Gather, from the listing beneath this task, every line holding the string "Kelso".

=====

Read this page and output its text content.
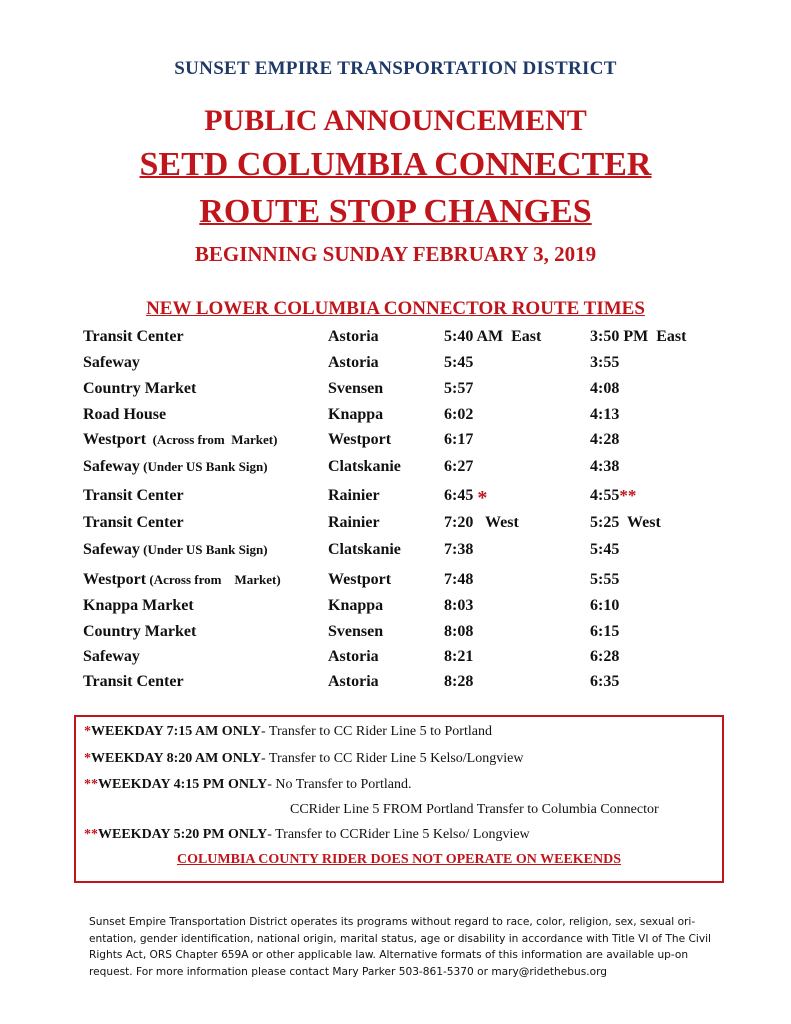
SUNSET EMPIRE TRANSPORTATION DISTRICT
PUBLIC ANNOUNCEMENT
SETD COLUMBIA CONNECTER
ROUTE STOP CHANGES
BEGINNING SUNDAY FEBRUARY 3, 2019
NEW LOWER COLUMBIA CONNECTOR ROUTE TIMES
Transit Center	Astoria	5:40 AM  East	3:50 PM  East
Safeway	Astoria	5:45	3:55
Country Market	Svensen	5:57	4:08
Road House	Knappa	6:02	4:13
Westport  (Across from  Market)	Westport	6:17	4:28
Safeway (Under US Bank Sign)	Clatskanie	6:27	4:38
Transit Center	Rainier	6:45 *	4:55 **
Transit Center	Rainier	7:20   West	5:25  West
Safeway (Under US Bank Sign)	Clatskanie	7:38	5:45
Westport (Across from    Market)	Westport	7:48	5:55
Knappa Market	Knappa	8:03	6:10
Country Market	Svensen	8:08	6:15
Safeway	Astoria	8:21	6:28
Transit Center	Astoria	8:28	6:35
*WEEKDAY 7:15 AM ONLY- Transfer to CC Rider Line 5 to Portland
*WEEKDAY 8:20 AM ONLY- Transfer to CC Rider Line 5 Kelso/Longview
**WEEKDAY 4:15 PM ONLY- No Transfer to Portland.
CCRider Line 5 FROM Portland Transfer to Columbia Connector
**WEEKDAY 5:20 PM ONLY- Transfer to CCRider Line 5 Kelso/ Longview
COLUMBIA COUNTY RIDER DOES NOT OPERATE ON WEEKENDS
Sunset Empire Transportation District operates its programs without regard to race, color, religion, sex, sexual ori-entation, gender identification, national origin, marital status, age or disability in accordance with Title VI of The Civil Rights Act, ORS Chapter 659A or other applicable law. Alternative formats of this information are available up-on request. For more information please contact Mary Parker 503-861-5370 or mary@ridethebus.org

=====

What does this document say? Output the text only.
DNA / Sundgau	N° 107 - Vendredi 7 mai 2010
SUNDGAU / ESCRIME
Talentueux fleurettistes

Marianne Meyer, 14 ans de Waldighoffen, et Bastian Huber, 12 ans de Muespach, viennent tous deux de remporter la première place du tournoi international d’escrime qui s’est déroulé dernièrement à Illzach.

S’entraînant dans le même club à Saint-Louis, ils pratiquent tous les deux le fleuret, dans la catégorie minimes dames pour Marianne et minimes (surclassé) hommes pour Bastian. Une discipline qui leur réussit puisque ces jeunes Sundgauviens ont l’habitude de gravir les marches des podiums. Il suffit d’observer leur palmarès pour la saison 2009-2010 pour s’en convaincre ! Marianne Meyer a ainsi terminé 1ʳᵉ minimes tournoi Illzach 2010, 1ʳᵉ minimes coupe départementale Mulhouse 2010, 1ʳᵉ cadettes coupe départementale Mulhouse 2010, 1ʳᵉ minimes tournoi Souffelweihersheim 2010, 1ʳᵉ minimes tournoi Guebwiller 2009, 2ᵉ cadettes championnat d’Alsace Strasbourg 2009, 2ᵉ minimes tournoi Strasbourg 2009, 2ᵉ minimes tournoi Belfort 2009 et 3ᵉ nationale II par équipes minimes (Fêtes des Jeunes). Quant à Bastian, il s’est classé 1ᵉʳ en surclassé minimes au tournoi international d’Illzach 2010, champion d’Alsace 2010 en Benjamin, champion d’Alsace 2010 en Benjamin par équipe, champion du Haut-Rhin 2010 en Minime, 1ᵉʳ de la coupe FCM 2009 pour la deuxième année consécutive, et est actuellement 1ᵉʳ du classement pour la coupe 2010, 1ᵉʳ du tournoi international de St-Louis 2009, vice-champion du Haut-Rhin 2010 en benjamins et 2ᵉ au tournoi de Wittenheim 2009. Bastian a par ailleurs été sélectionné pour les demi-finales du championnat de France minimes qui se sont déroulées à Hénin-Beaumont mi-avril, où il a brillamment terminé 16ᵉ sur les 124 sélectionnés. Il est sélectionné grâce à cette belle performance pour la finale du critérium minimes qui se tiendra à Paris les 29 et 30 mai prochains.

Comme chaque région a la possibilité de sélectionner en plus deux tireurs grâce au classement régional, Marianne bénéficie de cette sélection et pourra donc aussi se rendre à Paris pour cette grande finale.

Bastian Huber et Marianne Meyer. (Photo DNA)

=====

▸ Response below:
*WEEKDAY 8:20 AM ONLY- Transfer to CC Rider Line 5 Kelso/Longview
**WEEKDAY 5:20 PM ONLY- Transfer to CCRider Line 5 Kelso/ Longview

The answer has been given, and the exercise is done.